Examine each line of the data. Copy those that contain the string "this".

*Task input:*
____________________
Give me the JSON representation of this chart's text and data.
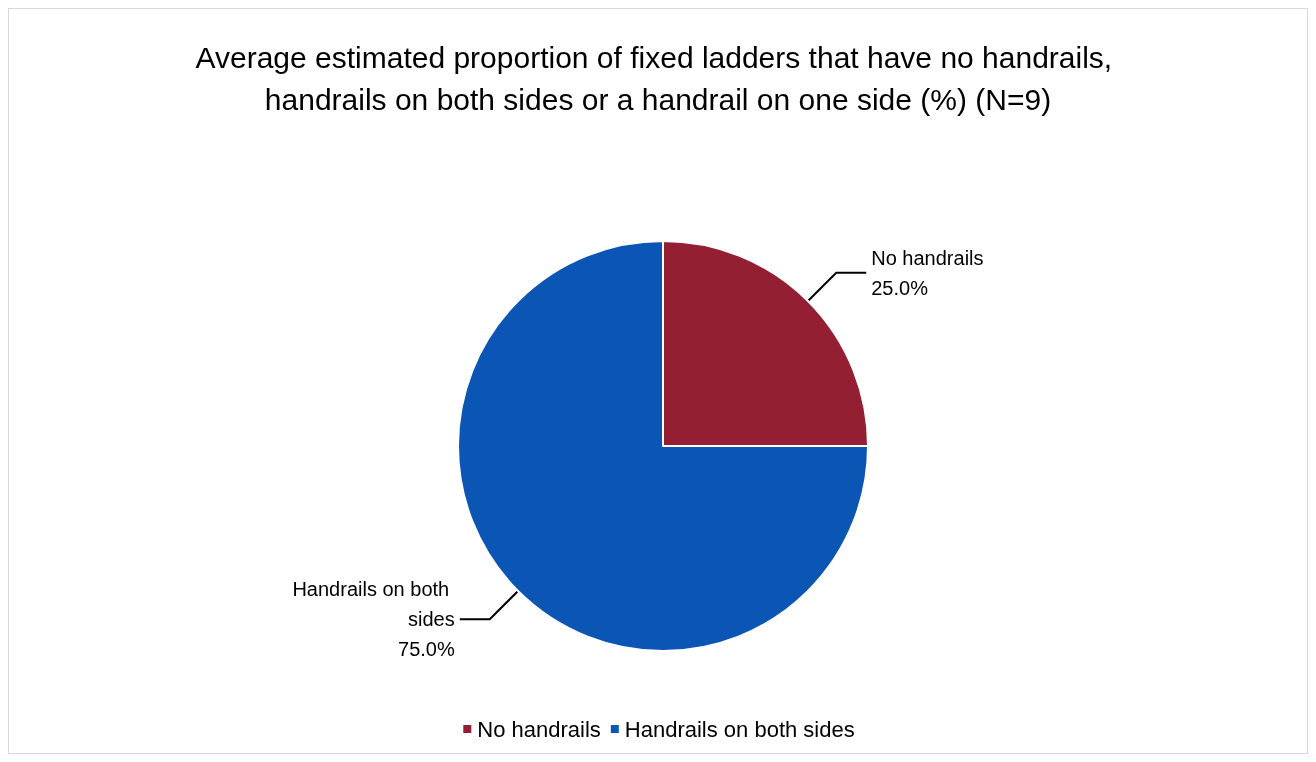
{
  "chart_data": {
    "type": "pie",
    "title": "Average estimated proportion of fixed ladders that have no handrails, handrails on both sides or a handrail on one side (%) (N=9)",
    "categories": [
      "No handrails",
      "Handrails on both sides"
    ],
    "values": [
      25.0,
      75.0
    ],
    "colors": [
      "#941e32",
      "#0b55b5"
    ],
    "value_labels": [
      "25.0%",
      "75.0%"
    ],
    "legend": "bottom"
  }
}
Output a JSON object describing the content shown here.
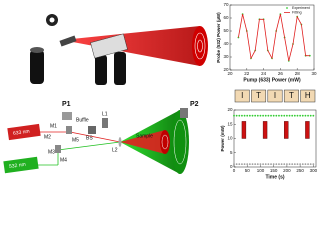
{
  "diagram": {
    "labels": [
      "P1",
      "P2",
      "M1",
      "M2",
      "M3",
      "M4",
      "M5",
      "L1",
      "L2",
      "BS",
      "Buffle",
      "Sample",
      "633 nm",
      "532 nm"
    ]
  },
  "chart_data": [
    {
      "type": "line",
      "x_label": "Pump (633) Power (mW)",
      "y_label": "Probe (532) Power (µW)",
      "x": [
        21,
        21.5,
        22,
        22.5,
        23,
        23.5,
        24,
        24.5,
        25,
        25.5,
        26,
        26.5,
        27,
        27.5,
        28,
        28.5,
        29,
        29.5
      ],
      "series": [
        {
          "name": "Experiment",
          "color": "#33cc33",
          "mode": "markers",
          "values": [
            45,
            63,
            50,
            29,
            35,
            59,
            59,
            35,
            29,
            50,
            63,
            45,
            27,
            40,
            61,
            55,
            31,
            31
          ]
        },
        {
          "name": "Fitting",
          "color": "#e02020",
          "mode": "line",
          "values": [
            45,
            63,
            50,
            29,
            35,
            59,
            59,
            35,
            29,
            50,
            63,
            45,
            27,
            40,
            61,
            55,
            31,
            31
          ]
        }
      ],
      "xlim": [
        20,
        30
      ],
      "xticks": [
        20,
        22,
        24,
        26,
        28,
        30
      ],
      "ylim": [
        20,
        70
      ],
      "yticks": [
        20,
        30,
        40,
        50,
        60,
        70
      ]
    },
    {
      "type": "scatter",
      "x_label": "Time (s)",
      "y_label": "Power (mW)",
      "segments": [
        "I",
        "T",
        "I",
        "T",
        "H"
      ],
      "x": [
        0,
        10,
        20,
        30,
        40,
        50,
        60,
        70,
        80,
        90,
        100,
        110,
        120,
        130,
        140,
        150,
        160,
        170,
        180,
        190,
        200,
        210,
        220,
        230,
        240,
        250,
        260,
        270,
        280,
        290,
        300
      ],
      "series": [
        {
          "color": "#33cc33",
          "values": [
            18,
            18,
            18,
            18,
            18,
            18,
            18,
            18,
            18,
            18,
            18,
            18,
            18,
            18,
            18,
            18,
            18,
            18,
            18,
            18,
            18,
            18,
            18,
            18,
            18,
            18,
            18,
            18,
            18,
            18,
            18
          ]
        },
        {
          "color": "#999999",
          "values": [
            1,
            1,
            1,
            1,
            1,
            1,
            1,
            1,
            1,
            1,
            1,
            1,
            1,
            1,
            1,
            1,
            1,
            1,
            1,
            1,
            1,
            1,
            1,
            1,
            1,
            1,
            1,
            1,
            1,
            1,
            1
          ]
        }
      ],
      "blocks_color": "#cc1111",
      "blocks": [
        {
          "x": [
            30,
            45
          ],
          "y": [
            10,
            16
          ]
        },
        {
          "x": [
            110,
            125
          ],
          "y": [
            10,
            16
          ]
        },
        {
          "x": [
            190,
            205
          ],
          "y": [
            10,
            16
          ]
        },
        {
          "x": [
            270,
            285
          ],
          "y": [
            10,
            16
          ]
        }
      ],
      "xlim": [
        0,
        310
      ],
      "xticks": [
        0,
        50,
        100,
        150,
        200,
        250,
        300
      ],
      "ylim": [
        0,
        20
      ],
      "yticks": [
        0,
        5,
        10,
        15,
        20
      ]
    }
  ]
}
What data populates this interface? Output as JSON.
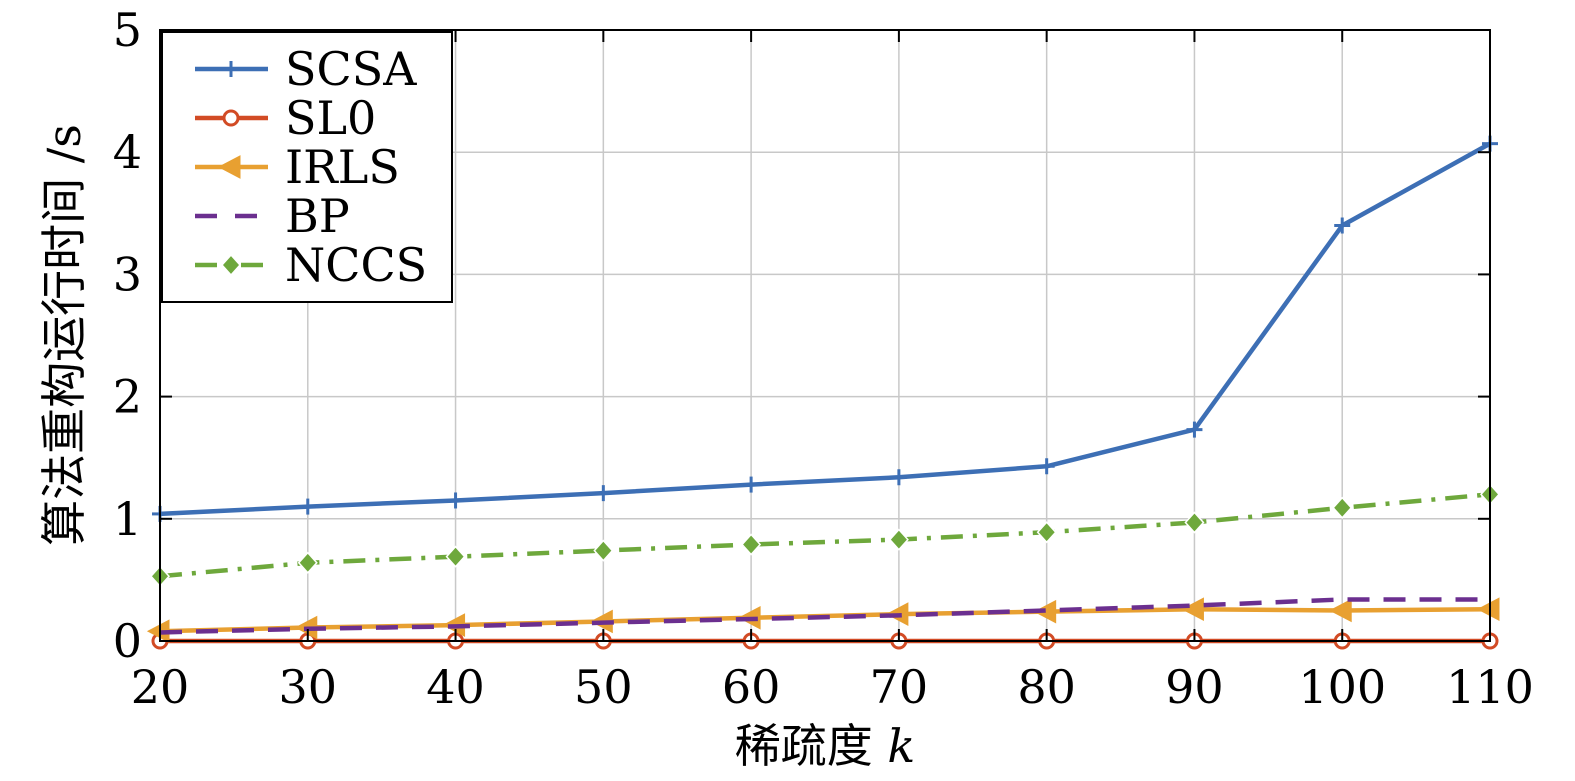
{
  "chart_data": {
    "type": "line",
    "x": [
      20,
      30,
      40,
      50,
      60,
      70,
      80,
      90,
      100,
      110
    ],
    "xlabel": "稀疏度",
    "xlabel_var": "k",
    "ylabel": "算法重构运行时间 /s",
    "xlim": [
      20,
      110
    ],
    "ylim": [
      0,
      5
    ],
    "xticks": [
      20,
      30,
      40,
      50,
      60,
      70,
      80,
      90,
      100,
      110
    ],
    "yticks": [
      0,
      1,
      2,
      3,
      4,
      5
    ],
    "grid": true,
    "legend_position": "top-left",
    "series": [
      {
        "name": "SCSA",
        "color": "#3d6fb5",
        "marker": "plus",
        "dash": "solid",
        "values": [
          1.04,
          1.1,
          1.15,
          1.21,
          1.28,
          1.34,
          1.43,
          1.73,
          3.4,
          4.07
        ]
      },
      {
        "name": "SL0",
        "color": "#d24b25",
        "marker": "circle",
        "dash": "solid",
        "values": [
          0.0,
          0.0,
          0.0,
          0.0,
          0.0,
          0.0,
          0.0,
          0.0,
          0.0,
          0.0
        ]
      },
      {
        "name": "IRLS",
        "color": "#e8a031",
        "marker": "triangle-left",
        "dash": "solid",
        "values": [
          0.08,
          0.11,
          0.13,
          0.16,
          0.19,
          0.22,
          0.24,
          0.26,
          0.25,
          0.26
        ]
      },
      {
        "name": "BP",
        "color": "#6b2f8f",
        "marker": "none",
        "dash": "dashed",
        "values": [
          0.07,
          0.1,
          0.12,
          0.15,
          0.18,
          0.21,
          0.25,
          0.29,
          0.34,
          0.34
        ]
      },
      {
        "name": "NCCS",
        "color": "#6ea83c",
        "marker": "diamond",
        "dash": "dashdot",
        "values": [
          0.53,
          0.64,
          0.69,
          0.74,
          0.79,
          0.83,
          0.89,
          0.97,
          1.09,
          1.2
        ]
      }
    ]
  }
}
____________________
*Solved exercise:*
Give me the JSON representation of this chart's text and data.
What data populates this interface? Output as JSON.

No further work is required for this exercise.